GIVEN TASK ▸ Gather all lines with the word "last" in them.

INPUT FOR THIS TASK ▸
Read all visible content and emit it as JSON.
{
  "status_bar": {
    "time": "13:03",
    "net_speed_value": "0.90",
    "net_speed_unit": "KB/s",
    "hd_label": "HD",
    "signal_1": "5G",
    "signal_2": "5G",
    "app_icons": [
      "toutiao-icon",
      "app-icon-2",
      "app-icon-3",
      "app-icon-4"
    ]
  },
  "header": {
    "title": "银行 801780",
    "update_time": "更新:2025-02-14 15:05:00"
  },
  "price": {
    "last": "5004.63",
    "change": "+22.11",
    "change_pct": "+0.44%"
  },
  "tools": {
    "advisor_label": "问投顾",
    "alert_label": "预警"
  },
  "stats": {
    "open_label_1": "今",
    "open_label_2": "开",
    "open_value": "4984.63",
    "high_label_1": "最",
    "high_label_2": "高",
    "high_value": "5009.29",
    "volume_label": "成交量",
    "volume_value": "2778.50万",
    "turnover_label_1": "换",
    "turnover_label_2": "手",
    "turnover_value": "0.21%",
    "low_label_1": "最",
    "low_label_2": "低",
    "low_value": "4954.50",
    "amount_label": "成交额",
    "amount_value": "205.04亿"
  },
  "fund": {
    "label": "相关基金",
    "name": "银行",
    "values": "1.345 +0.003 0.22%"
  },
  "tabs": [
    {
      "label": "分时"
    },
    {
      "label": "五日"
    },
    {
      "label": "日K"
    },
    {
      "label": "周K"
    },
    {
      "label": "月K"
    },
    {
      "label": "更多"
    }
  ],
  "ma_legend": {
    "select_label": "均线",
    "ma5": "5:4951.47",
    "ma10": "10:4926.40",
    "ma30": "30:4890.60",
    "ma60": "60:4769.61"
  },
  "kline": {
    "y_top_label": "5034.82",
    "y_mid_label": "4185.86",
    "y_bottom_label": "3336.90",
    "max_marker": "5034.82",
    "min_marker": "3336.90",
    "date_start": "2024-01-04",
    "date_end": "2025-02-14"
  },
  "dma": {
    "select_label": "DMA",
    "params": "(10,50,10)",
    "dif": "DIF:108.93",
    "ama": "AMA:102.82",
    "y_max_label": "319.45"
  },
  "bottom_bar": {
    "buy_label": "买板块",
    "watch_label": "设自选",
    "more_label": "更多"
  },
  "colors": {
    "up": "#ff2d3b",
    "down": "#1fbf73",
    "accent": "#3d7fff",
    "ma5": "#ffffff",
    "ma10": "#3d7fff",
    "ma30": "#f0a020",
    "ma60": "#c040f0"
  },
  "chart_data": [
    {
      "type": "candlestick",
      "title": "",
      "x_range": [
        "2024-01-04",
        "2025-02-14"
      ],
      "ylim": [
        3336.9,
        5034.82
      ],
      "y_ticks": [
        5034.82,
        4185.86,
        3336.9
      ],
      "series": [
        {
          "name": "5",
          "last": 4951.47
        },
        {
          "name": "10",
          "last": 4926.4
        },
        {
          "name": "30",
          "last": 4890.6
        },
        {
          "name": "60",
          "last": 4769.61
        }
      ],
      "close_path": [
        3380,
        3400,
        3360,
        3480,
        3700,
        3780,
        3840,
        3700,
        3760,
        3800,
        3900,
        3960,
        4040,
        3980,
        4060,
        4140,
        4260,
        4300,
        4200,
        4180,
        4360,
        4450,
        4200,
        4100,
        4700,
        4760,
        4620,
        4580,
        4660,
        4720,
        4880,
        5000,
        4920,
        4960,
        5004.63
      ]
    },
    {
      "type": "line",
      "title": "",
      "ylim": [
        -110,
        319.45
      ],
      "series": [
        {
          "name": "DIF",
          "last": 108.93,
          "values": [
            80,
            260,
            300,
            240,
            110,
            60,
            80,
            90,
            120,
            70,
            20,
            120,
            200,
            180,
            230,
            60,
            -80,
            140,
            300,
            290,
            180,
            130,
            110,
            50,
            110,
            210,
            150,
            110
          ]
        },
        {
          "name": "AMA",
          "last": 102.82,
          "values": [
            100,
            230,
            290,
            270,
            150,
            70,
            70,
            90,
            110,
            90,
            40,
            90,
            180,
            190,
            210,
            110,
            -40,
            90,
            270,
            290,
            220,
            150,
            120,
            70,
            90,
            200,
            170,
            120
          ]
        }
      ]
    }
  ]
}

WRITTEN ANSWER ▸
    "last": "5004.63",
          "last": 4951.47
          "last": 4926.4
          "last": 4890.6
          "last": 4769.61
          "last": 108.93,
          "last": 102.82,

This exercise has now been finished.